---------- Dataset excerpts ----------

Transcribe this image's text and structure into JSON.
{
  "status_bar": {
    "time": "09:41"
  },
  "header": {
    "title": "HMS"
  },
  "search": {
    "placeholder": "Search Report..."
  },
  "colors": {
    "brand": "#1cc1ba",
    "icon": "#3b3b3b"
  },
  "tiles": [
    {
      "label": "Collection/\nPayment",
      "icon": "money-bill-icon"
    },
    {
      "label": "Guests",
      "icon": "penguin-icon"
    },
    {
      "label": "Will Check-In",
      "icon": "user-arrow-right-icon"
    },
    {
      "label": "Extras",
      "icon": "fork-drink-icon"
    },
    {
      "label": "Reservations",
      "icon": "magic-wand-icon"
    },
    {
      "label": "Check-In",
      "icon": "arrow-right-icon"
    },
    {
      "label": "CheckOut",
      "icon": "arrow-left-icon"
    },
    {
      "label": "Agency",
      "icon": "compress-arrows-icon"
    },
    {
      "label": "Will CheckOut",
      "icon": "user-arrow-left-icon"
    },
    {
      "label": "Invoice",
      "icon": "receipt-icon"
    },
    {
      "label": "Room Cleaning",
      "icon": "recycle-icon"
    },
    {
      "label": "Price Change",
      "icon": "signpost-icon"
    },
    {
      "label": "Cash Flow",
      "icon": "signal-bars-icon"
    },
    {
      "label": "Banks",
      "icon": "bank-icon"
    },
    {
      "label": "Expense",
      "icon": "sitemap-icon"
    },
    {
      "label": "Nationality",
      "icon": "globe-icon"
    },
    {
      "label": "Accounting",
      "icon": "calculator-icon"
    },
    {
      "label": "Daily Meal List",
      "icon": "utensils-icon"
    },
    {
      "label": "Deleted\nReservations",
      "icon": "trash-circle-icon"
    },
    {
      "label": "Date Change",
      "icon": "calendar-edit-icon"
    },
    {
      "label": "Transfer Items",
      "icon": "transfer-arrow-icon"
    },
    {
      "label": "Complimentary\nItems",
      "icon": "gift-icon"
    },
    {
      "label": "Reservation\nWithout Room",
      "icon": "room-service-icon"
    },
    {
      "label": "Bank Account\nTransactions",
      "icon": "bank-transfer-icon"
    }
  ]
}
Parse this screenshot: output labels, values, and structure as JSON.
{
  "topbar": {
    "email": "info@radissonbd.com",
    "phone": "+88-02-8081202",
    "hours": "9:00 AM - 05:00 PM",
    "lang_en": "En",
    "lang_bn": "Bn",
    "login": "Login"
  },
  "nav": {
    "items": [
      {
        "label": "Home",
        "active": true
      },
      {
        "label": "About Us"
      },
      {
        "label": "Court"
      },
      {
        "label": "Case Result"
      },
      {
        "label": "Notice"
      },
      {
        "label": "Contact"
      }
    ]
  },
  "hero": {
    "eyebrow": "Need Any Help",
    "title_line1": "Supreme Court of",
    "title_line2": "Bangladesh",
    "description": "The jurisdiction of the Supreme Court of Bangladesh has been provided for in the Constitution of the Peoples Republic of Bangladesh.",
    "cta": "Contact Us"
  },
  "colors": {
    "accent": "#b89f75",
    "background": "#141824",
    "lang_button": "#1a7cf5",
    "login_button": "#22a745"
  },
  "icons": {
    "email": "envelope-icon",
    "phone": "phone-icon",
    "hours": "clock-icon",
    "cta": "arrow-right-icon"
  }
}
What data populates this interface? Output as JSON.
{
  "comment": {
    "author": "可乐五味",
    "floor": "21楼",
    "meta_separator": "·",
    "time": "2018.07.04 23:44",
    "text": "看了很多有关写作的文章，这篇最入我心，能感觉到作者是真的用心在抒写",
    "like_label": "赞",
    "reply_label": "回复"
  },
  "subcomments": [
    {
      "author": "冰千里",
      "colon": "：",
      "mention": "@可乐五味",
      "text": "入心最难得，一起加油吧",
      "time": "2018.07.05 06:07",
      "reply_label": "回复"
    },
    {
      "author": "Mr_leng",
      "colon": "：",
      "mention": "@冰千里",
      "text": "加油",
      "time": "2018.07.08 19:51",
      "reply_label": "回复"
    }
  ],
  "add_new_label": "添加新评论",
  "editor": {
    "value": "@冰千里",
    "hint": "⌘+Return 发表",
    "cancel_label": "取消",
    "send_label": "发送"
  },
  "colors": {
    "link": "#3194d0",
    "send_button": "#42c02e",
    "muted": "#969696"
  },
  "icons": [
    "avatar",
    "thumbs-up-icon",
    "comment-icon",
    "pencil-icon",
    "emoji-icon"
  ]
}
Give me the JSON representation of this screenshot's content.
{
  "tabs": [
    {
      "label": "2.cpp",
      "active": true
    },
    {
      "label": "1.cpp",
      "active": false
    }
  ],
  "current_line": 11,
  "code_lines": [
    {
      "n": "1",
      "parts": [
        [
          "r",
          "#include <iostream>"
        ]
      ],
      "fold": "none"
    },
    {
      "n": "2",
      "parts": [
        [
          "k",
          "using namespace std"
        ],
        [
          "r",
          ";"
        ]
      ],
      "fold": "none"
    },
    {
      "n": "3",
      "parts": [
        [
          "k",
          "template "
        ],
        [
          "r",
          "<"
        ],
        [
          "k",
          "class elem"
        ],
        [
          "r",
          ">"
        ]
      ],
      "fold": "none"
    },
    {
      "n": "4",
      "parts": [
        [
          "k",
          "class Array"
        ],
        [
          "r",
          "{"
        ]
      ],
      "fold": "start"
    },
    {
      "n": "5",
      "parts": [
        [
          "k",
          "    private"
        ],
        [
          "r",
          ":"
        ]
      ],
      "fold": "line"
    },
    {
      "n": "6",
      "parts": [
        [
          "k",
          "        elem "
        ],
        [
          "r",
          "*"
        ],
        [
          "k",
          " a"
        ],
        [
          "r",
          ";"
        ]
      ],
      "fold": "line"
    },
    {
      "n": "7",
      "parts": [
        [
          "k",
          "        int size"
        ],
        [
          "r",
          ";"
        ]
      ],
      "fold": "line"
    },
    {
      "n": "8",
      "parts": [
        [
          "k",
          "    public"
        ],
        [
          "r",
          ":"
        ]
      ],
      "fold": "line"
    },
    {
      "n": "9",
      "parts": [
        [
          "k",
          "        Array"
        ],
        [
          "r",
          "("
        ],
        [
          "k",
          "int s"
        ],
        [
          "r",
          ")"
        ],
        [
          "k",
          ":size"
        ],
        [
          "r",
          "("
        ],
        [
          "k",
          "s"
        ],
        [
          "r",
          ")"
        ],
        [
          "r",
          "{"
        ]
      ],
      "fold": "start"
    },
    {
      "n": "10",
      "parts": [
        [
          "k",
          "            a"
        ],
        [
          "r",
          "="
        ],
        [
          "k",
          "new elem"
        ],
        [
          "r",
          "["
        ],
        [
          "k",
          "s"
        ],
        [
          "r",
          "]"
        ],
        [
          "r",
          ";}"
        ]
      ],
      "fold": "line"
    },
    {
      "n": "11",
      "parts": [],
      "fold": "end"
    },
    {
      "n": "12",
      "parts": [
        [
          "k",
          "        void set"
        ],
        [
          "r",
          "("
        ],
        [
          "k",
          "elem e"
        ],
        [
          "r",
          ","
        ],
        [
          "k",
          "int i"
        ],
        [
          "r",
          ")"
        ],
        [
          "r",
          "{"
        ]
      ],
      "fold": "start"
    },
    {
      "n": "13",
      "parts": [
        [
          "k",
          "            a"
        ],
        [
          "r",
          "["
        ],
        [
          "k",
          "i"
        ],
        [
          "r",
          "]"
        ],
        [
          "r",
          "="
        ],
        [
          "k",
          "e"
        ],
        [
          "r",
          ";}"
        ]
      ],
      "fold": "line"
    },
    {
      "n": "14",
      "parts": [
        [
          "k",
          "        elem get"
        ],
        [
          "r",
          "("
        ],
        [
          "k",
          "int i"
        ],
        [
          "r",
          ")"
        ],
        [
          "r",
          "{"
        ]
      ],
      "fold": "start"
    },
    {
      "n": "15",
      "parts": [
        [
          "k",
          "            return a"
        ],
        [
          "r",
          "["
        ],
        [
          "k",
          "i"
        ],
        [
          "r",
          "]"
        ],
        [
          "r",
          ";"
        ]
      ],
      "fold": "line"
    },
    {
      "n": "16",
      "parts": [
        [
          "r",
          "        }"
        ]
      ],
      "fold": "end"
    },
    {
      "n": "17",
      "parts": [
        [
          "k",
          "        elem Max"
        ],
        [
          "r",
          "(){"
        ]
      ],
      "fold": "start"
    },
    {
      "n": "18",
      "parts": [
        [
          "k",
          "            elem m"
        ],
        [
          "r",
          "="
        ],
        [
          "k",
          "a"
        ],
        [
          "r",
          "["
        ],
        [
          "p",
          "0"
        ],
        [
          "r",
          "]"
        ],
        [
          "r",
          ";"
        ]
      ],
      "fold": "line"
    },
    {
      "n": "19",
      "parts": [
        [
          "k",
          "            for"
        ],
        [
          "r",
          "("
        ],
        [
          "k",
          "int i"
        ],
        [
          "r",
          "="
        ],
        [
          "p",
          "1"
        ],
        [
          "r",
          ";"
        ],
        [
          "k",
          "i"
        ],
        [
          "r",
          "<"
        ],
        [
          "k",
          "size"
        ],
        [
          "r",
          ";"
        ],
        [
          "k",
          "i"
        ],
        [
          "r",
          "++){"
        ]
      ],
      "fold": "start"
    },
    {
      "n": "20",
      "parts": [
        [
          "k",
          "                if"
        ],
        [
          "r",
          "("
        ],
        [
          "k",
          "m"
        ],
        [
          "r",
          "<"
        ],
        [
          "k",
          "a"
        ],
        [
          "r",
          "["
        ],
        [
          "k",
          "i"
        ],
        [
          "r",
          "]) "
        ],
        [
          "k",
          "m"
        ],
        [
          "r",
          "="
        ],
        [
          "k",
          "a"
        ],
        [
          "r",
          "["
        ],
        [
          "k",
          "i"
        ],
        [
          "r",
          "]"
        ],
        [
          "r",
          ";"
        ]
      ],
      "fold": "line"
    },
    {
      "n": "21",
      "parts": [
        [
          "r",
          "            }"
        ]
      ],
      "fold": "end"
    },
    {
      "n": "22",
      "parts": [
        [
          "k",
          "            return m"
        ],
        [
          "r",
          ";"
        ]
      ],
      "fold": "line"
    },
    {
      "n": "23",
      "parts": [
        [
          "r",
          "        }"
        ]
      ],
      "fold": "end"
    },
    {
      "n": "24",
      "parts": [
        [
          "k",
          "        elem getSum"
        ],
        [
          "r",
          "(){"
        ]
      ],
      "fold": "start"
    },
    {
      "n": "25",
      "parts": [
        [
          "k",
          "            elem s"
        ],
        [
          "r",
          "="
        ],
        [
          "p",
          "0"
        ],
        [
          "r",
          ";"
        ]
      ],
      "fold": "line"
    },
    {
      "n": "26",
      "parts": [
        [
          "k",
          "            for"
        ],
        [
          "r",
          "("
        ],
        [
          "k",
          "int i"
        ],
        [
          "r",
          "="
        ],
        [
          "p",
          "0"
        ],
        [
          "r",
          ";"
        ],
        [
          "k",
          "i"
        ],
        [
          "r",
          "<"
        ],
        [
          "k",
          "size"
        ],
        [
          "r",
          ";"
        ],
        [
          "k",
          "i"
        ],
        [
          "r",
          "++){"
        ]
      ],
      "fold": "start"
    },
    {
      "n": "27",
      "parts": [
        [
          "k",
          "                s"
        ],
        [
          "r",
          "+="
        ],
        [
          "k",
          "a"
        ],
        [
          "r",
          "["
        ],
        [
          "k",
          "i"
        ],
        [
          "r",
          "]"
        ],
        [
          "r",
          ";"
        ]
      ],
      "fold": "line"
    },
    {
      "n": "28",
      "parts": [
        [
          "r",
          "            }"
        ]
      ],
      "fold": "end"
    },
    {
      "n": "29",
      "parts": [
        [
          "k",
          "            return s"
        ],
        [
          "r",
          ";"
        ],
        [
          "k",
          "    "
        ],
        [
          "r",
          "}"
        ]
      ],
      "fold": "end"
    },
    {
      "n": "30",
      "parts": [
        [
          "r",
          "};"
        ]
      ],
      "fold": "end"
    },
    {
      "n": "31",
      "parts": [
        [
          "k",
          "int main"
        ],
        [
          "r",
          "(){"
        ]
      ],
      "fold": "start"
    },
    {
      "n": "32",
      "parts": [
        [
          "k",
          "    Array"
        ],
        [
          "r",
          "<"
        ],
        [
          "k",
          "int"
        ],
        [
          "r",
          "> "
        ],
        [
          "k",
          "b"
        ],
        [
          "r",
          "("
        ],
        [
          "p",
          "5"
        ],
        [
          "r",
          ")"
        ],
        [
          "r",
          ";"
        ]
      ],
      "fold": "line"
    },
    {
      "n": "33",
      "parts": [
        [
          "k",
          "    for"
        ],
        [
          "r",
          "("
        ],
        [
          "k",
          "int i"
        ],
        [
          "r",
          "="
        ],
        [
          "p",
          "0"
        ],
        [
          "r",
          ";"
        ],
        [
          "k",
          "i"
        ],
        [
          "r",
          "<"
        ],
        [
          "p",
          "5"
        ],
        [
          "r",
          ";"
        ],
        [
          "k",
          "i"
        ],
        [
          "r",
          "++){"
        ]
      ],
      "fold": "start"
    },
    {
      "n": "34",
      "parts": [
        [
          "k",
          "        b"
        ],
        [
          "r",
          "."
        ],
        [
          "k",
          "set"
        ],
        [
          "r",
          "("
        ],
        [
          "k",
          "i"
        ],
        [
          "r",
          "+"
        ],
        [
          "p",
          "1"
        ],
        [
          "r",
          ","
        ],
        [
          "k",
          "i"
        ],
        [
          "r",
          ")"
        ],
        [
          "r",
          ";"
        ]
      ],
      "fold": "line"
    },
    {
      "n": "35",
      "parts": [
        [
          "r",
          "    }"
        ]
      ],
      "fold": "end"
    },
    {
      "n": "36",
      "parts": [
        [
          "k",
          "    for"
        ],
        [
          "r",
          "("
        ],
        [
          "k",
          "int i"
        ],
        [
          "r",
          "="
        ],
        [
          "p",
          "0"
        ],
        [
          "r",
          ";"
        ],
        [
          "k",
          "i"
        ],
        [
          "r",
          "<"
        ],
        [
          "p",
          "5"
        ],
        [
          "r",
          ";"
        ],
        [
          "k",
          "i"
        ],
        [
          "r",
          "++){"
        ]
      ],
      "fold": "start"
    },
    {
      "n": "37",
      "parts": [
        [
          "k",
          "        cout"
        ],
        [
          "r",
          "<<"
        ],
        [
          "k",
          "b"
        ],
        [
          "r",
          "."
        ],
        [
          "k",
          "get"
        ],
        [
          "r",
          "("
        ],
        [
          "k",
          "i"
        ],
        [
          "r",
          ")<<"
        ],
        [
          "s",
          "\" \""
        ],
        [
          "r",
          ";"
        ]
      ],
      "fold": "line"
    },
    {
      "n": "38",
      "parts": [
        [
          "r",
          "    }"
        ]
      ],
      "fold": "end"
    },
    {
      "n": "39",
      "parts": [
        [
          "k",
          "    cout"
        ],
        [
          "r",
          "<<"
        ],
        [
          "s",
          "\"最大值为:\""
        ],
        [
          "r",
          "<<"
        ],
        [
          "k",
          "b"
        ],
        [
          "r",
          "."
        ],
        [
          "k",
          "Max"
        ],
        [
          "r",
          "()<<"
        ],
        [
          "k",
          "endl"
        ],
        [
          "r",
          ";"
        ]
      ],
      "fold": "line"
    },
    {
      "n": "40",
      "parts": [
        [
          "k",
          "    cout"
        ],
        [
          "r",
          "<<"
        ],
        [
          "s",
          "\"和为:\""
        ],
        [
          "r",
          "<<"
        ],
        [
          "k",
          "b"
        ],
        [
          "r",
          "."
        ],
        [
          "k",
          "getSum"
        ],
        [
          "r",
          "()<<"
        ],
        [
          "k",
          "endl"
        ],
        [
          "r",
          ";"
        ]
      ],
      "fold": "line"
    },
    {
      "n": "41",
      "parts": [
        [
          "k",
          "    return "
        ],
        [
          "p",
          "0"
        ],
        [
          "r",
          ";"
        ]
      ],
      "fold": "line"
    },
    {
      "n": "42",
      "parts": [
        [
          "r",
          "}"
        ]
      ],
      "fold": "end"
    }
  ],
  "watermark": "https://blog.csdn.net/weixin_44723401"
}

----------

§ **Given task**: Find the word "Court" in the entries above and gather every line that holds it.

§ **Answer to this exercise**:
        "label": "Court"
    "title_line1": "Supreme Court of",
    "description": "The jurisdiction of the Supreme Court of Bangladesh has been provided for in the Constitution of the Peoples Republic of Bangladesh.",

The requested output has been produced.